◆ **What the task requires**:
Copy every line of the items below without changing anything, and leave the pictures out of your copy.

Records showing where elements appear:
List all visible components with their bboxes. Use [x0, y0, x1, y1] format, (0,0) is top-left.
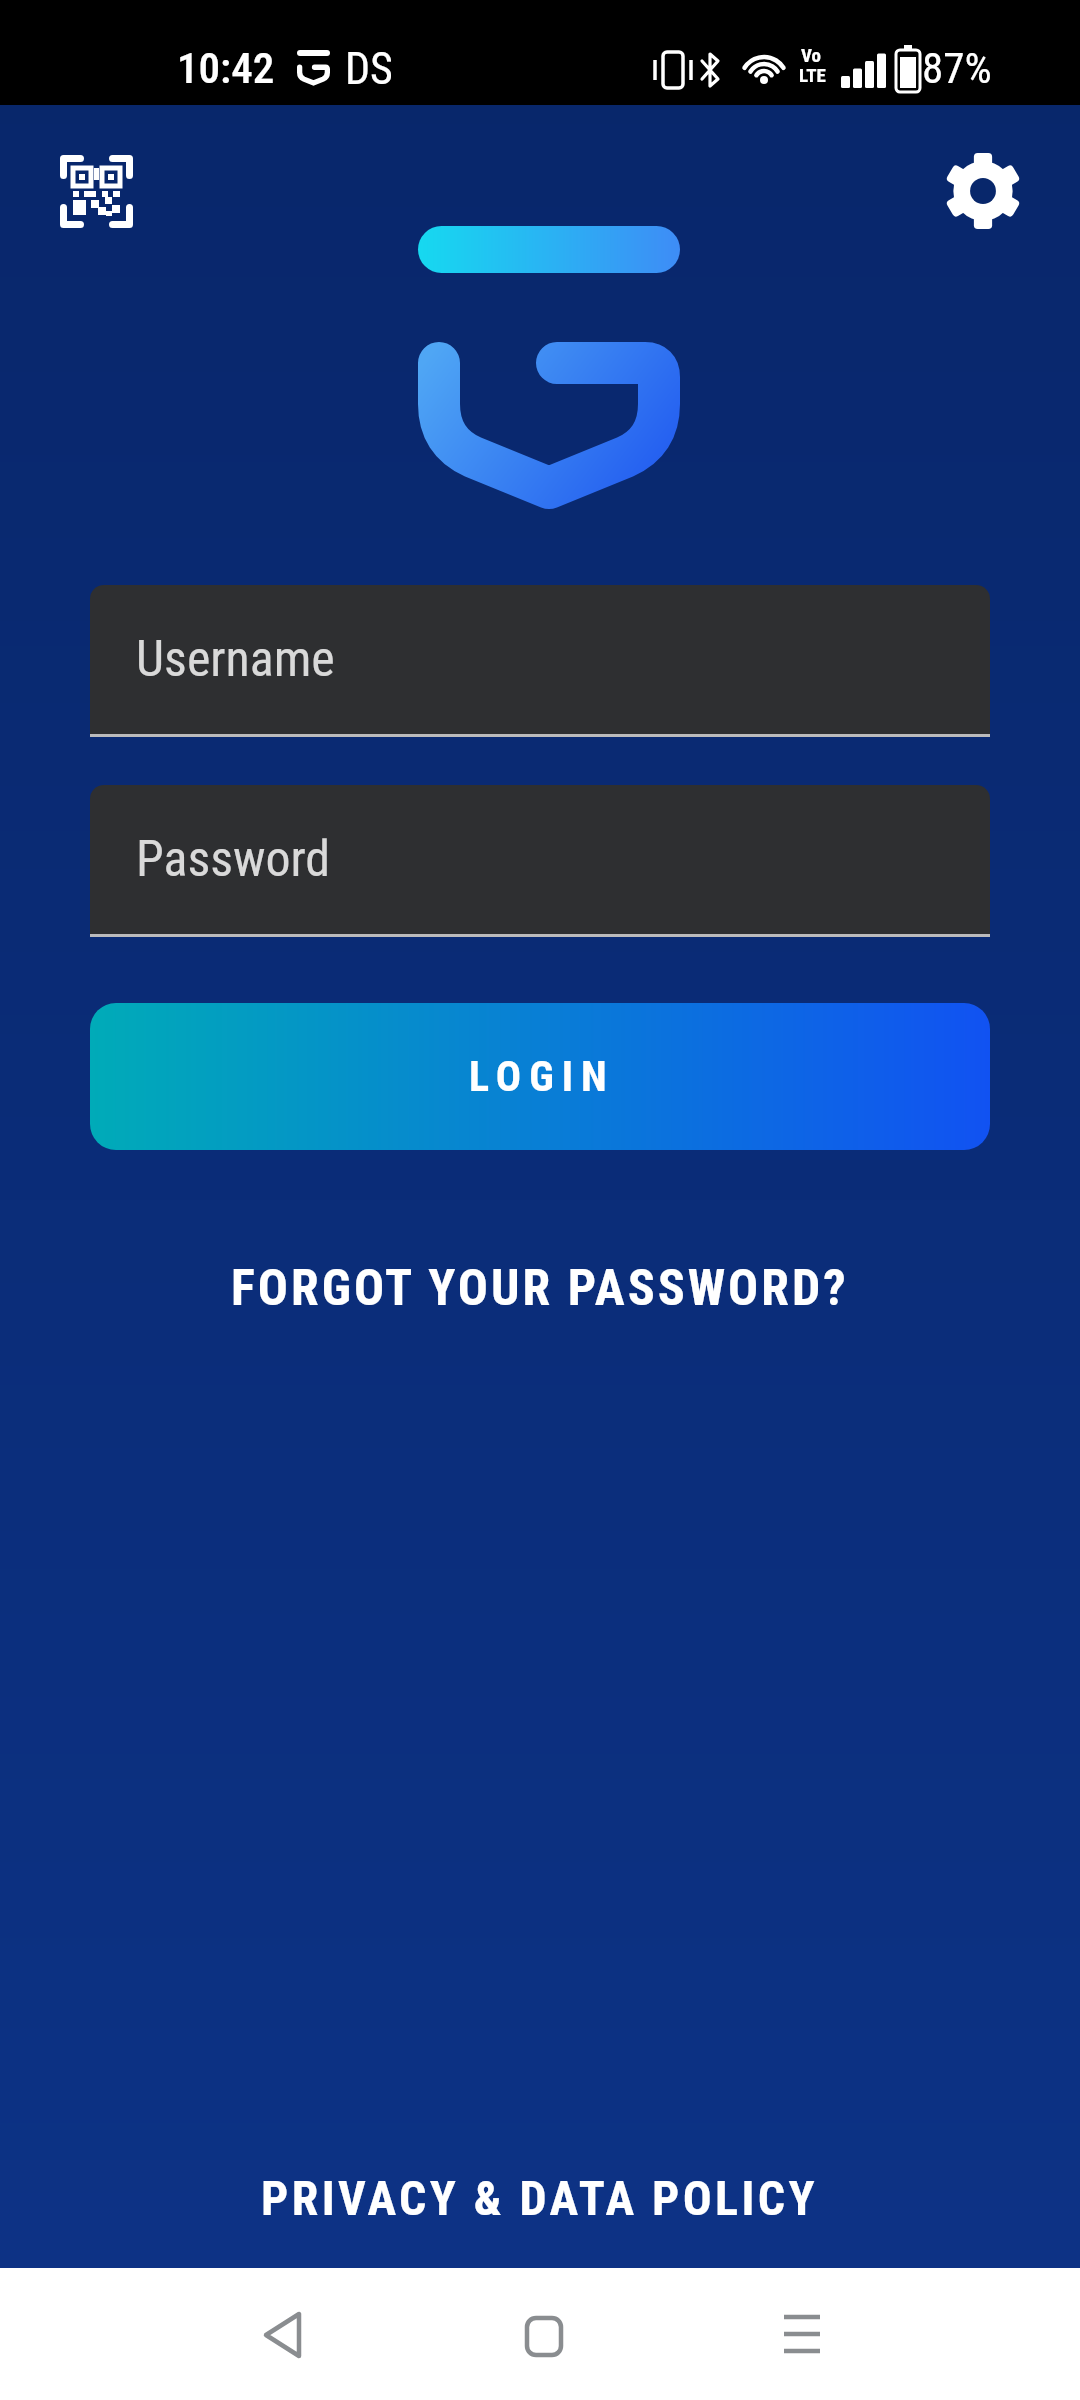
- staticText: Password: [136, 830, 331, 889]
- staticText: LTE: [799, 64, 826, 86]
- button[interactable]: [233, 2285, 333, 2385]
- staticText: Username: [136, 630, 335, 689]
- staticText: PRIVACY & DATA POLICY: [261, 2170, 819, 2226]
- button[interactable]: Username: [90, 585, 990, 734]
- button[interactable]: Password: [90, 785, 990, 934]
- staticText: 87%: [922, 43, 992, 93]
- staticText: LOGIN: [469, 1052, 615, 1101]
- button[interactable]: FORGOT YOUR PASSWORD?: [0, 1252, 1080, 1324]
- button[interactable]: LOGIN: [90, 1003, 990, 1150]
- staticText: DS: [345, 43, 393, 95]
- button[interactable]: [52, 147, 142, 237]
- staticText: Vo: [801, 44, 822, 66]
- staticText: 10:42: [177, 43, 275, 93]
- button[interactable]: [938, 146, 1028, 236]
- staticText: FORGOT YOUR PASSWORD?: [231, 1259, 849, 1318]
- button[interactable]: [494, 2286, 594, 2386]
- button[interactable]: PRIVACY & DATA POLICY: [0, 2162, 1080, 2234]
- button[interactable]: [751, 2284, 851, 2384]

◆ **Answer to this problem**:
List all visible components with their bboxes. Use [x0, y0, x1, y1] format, (0,0) is top-left.
- staticText: Password: [136, 830, 331, 889]
- staticText: LTE: [799, 64, 826, 86]
- button[interactable]: [233, 2285, 333, 2385]
- staticText: Username: [136, 630, 335, 689]
- staticText: PRIVACY & DATA POLICY: [261, 2170, 819, 2226]
- button[interactable]: Username: [90, 585, 990, 734]
- button[interactable]: Password: [90, 785, 990, 934]
- staticText: 87%: [922, 43, 992, 93]
- staticText: LOGIN: [469, 1052, 615, 1101]
- button[interactable]: FORGOT YOUR PASSWORD?: [0, 1252, 1080, 1324]
- button[interactable]: LOGIN: [90, 1003, 990, 1150]
- staticText: DS: [345, 43, 393, 95]
- button[interactable]: [52, 147, 142, 237]
- staticText: Vo: [801, 44, 822, 66]
- staticText: 10:42: [177, 43, 275, 93]
- button[interactable]: [938, 146, 1028, 236]
- staticText: FORGOT YOUR PASSWORD?: [231, 1259, 849, 1318]
- button[interactable]: [494, 2286, 594, 2386]
- button[interactable]: PRIVACY & DATA POLICY: [0, 2162, 1080, 2234]
- button[interactable]: [751, 2284, 851, 2384]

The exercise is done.